Data shown:
= = =

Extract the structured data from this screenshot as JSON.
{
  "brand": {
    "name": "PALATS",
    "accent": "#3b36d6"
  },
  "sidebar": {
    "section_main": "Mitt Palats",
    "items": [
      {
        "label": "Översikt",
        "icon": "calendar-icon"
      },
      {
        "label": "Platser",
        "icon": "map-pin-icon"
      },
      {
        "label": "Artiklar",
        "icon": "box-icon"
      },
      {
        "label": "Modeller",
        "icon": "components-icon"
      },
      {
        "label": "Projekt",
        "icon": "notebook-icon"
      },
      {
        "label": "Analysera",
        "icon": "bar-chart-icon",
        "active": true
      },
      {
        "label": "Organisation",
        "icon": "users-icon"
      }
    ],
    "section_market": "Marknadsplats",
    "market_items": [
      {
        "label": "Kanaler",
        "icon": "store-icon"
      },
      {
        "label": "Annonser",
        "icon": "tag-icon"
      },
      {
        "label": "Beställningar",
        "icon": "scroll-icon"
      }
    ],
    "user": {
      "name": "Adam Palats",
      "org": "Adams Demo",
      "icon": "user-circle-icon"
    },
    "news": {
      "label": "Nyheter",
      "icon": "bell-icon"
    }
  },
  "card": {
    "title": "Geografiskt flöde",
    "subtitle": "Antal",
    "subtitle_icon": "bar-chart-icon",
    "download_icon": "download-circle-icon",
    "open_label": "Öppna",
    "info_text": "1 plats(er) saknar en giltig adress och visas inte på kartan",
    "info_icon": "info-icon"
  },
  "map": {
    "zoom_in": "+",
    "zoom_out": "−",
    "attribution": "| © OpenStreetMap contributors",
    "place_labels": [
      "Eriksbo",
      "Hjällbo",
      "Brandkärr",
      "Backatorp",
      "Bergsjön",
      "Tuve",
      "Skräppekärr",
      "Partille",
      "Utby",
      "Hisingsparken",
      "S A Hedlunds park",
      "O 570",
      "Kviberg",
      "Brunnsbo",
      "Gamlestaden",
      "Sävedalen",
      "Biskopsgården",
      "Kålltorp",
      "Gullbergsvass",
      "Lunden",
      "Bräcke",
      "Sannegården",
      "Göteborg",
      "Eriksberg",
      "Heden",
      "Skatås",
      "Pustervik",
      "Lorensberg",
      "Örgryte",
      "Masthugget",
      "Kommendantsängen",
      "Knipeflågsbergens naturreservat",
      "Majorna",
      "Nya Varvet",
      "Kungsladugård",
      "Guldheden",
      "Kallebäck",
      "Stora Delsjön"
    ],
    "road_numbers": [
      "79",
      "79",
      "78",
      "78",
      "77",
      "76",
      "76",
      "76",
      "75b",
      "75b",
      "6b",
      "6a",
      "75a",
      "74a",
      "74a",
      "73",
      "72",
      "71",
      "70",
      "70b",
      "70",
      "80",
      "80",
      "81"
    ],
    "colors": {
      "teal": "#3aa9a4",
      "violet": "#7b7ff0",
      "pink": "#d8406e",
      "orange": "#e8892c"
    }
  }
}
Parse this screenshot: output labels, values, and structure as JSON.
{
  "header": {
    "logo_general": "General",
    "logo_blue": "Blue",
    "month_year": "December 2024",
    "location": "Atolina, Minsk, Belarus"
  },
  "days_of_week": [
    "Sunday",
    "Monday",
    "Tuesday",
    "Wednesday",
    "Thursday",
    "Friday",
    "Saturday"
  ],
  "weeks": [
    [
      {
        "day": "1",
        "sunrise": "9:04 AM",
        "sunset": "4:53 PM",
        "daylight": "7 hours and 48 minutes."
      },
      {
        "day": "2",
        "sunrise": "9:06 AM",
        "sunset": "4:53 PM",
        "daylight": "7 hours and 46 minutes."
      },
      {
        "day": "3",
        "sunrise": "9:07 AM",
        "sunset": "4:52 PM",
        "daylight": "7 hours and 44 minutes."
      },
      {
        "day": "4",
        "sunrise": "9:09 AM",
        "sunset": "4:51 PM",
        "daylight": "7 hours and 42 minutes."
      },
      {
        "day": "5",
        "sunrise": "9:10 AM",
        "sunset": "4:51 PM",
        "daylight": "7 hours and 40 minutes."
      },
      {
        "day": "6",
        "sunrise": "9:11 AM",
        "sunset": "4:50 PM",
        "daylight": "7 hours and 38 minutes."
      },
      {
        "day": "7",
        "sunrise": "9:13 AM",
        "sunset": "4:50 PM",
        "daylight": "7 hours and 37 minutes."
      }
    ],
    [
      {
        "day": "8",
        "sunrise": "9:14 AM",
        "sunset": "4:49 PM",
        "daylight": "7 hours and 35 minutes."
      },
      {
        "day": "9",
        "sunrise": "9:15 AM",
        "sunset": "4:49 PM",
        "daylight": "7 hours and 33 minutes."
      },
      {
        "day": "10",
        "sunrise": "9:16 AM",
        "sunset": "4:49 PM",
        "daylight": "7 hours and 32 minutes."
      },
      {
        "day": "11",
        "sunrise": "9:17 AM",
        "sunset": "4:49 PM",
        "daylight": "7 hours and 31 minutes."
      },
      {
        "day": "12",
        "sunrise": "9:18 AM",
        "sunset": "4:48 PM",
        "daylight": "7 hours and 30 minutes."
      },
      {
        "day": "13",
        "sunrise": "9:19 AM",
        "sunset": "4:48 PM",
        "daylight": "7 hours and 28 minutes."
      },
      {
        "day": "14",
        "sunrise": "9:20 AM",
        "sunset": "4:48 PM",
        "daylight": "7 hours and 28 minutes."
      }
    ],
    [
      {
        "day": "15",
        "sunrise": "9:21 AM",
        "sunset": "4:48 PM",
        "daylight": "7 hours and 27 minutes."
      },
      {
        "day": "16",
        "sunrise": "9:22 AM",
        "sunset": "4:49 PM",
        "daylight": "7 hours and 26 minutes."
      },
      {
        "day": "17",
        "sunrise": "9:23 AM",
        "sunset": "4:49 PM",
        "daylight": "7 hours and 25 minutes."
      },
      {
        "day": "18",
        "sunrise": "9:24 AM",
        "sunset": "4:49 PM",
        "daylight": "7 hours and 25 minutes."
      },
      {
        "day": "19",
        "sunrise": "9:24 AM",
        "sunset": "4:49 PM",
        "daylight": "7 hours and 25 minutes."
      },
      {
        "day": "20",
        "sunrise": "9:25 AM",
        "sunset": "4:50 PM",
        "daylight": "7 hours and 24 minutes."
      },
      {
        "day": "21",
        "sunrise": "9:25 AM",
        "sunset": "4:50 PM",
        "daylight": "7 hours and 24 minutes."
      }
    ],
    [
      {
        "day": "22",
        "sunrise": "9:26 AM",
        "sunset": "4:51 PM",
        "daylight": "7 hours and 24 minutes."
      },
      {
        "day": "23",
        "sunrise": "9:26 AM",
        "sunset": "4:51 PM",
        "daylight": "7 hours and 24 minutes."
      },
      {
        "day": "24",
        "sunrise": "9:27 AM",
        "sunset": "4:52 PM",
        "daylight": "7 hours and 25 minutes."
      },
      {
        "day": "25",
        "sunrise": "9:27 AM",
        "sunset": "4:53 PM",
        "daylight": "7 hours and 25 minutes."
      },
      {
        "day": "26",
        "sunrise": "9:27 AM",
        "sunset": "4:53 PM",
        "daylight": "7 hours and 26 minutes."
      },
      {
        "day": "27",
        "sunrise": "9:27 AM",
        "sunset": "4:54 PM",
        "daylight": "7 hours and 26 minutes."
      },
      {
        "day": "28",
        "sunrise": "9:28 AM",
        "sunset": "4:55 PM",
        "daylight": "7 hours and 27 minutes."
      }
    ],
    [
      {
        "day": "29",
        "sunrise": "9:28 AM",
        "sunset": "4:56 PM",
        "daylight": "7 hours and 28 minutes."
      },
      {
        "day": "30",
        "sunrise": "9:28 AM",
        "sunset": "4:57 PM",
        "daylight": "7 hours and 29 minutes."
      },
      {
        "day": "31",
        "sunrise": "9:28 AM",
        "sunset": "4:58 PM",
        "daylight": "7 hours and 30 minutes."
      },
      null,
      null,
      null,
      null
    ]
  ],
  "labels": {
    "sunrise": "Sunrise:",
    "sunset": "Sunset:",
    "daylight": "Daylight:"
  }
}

= = =

What you should do:
In the listing, find every line containing the word "JSON" and list it.

The solution:
Extract the structured data from this screenshot as JSON.
Parse this screenshot: output labels, values, and structure as JSON.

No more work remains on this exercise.